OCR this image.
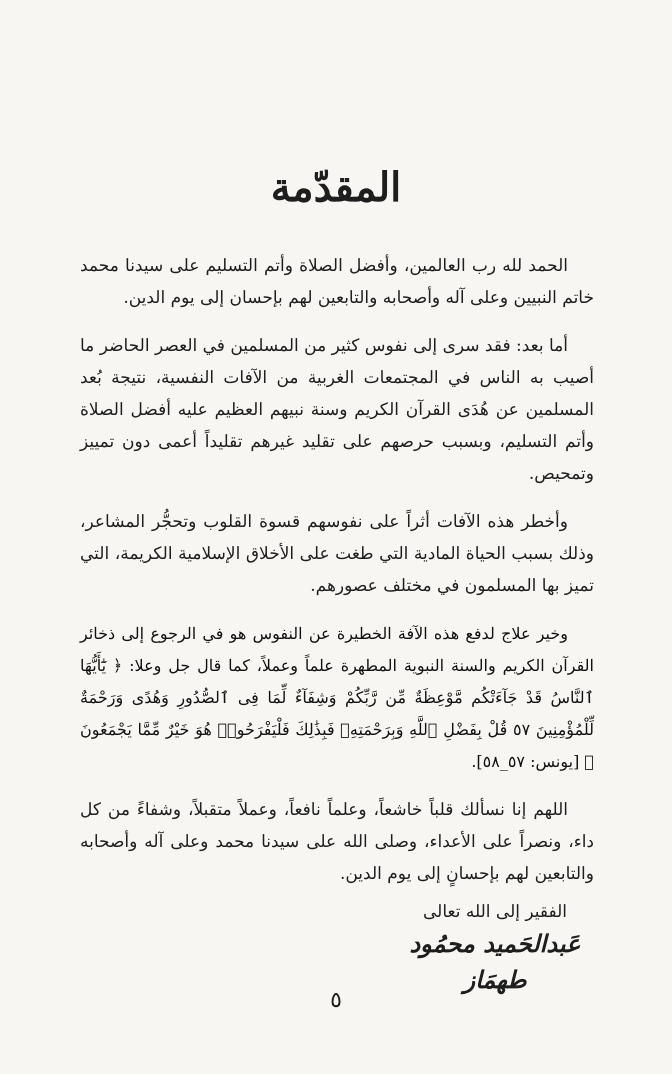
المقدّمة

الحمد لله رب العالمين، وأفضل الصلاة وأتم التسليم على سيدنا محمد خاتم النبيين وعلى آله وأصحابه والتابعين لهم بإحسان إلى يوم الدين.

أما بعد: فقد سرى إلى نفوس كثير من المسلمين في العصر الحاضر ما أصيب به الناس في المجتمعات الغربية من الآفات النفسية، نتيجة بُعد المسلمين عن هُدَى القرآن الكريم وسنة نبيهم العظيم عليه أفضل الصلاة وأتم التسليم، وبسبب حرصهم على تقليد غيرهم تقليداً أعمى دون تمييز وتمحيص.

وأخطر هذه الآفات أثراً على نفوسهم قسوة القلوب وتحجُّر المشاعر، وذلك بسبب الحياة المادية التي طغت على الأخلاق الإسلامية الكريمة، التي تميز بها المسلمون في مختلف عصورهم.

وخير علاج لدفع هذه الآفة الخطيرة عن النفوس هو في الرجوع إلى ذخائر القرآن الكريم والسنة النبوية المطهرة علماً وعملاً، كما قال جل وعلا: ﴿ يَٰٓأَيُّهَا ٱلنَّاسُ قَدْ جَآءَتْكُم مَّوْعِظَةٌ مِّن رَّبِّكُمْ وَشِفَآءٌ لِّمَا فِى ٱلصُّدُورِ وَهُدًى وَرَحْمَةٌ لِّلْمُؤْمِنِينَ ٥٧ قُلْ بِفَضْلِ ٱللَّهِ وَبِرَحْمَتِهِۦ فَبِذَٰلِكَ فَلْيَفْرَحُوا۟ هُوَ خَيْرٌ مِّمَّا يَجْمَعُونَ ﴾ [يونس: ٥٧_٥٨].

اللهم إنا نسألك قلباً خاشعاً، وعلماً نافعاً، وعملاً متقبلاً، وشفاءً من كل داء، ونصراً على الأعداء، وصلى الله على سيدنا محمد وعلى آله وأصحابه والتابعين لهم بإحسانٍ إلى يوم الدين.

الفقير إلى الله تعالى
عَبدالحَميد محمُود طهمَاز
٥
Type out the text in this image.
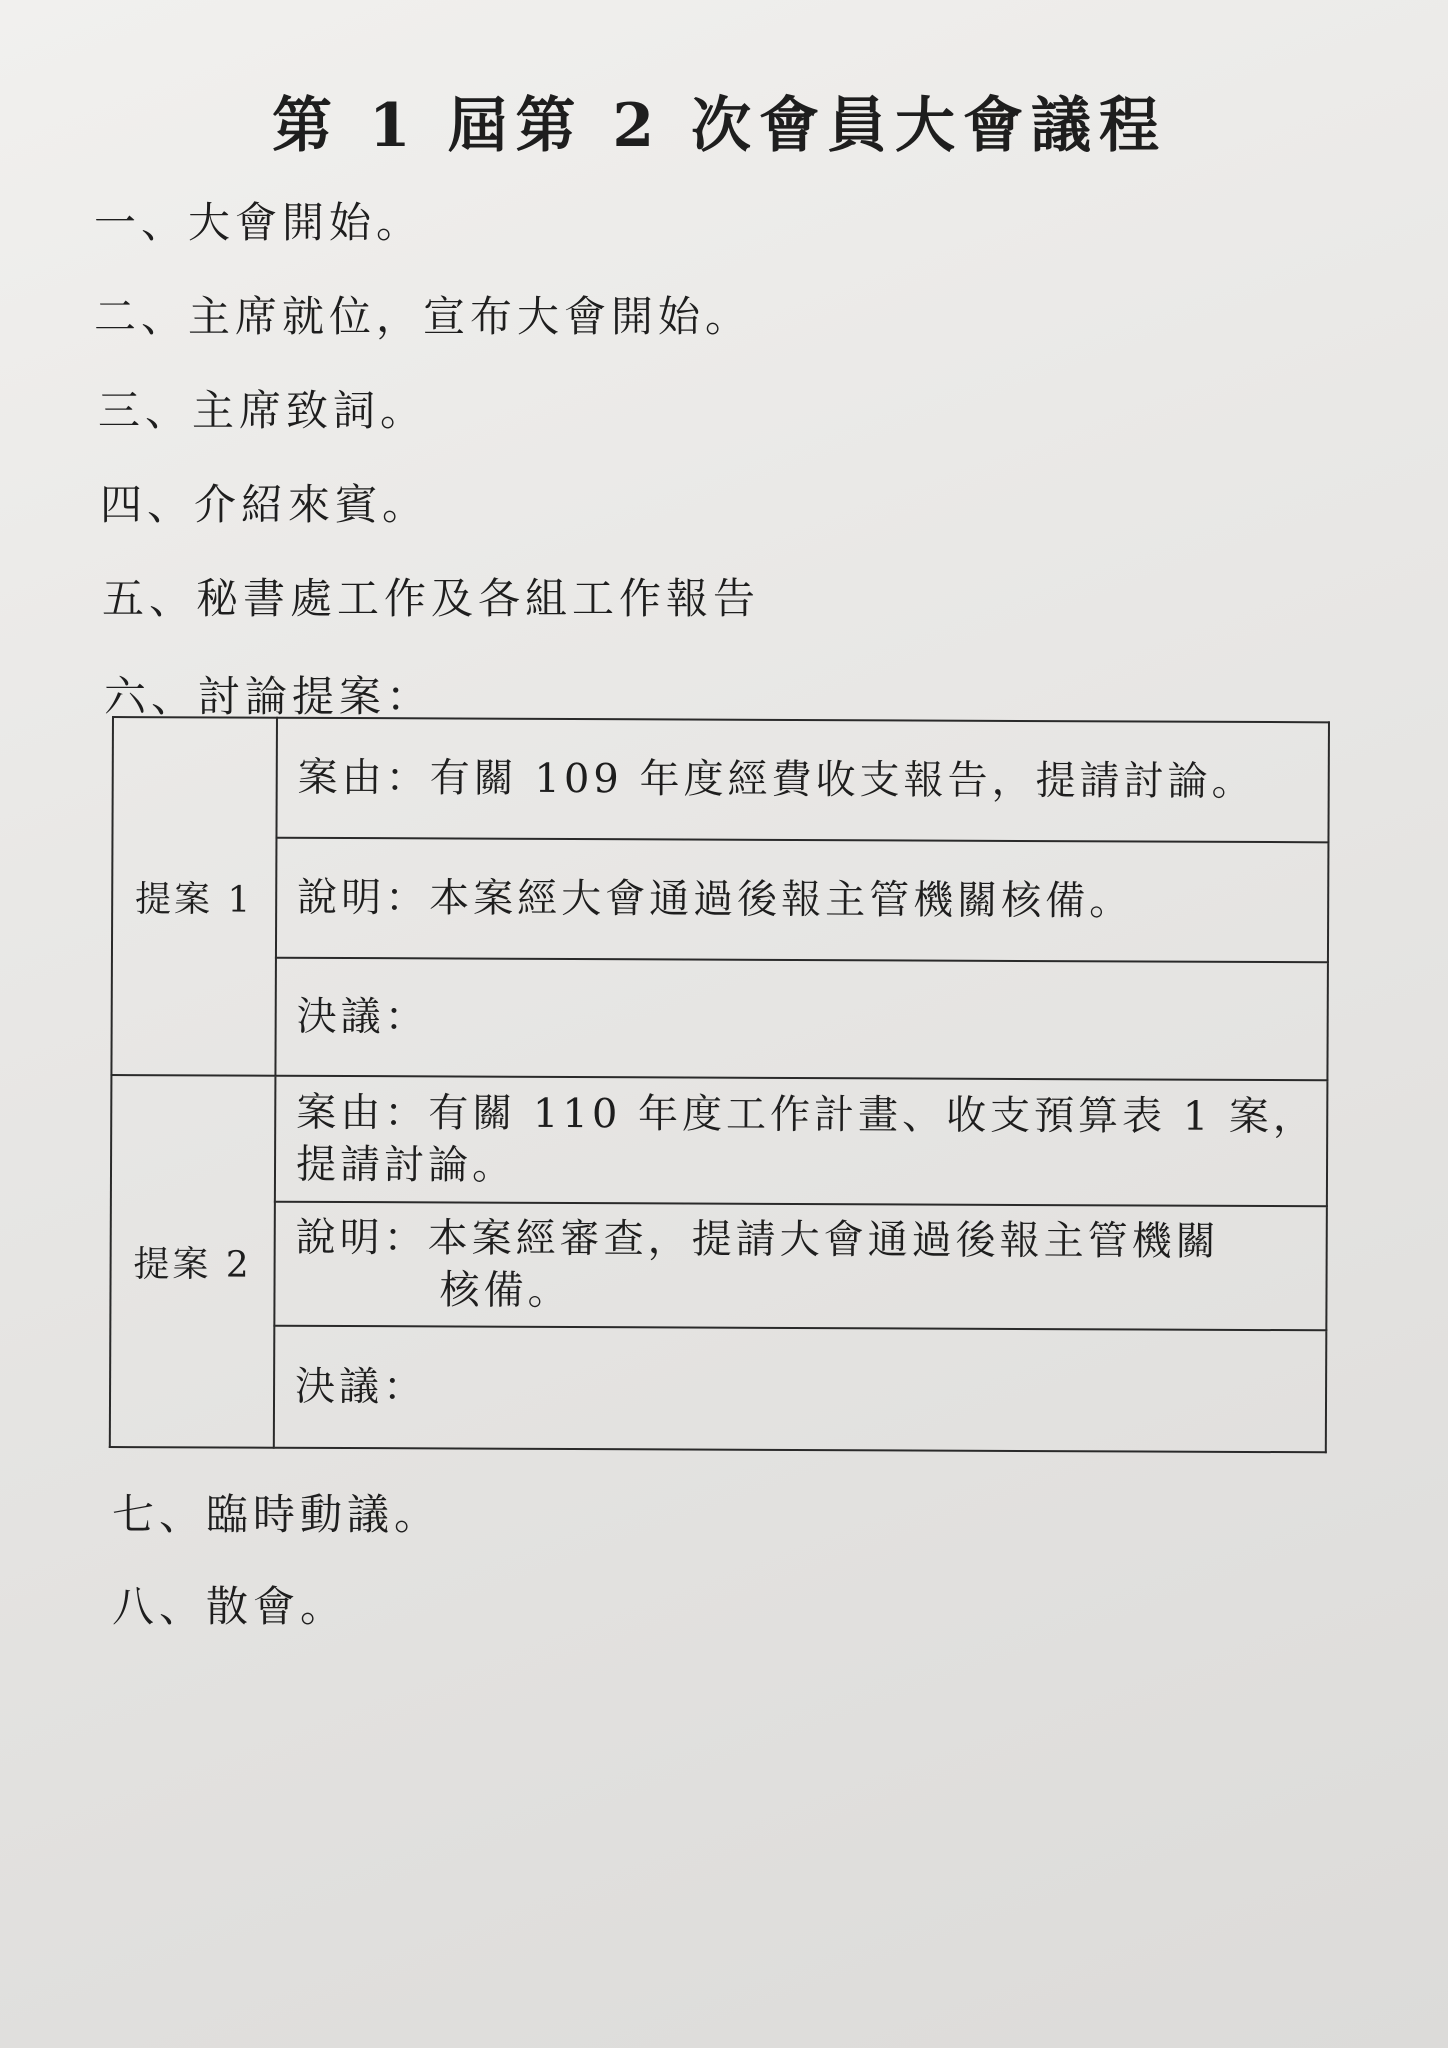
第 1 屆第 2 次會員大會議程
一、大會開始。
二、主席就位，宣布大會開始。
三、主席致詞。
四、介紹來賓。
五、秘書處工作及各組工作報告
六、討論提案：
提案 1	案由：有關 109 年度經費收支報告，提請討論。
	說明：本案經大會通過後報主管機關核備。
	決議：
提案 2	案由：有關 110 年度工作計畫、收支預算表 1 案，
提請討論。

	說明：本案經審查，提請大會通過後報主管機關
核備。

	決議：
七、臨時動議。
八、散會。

| Direction |
Return only the count of lines in the records that hold the word "وأصحابه".

| Answer to the problem |
2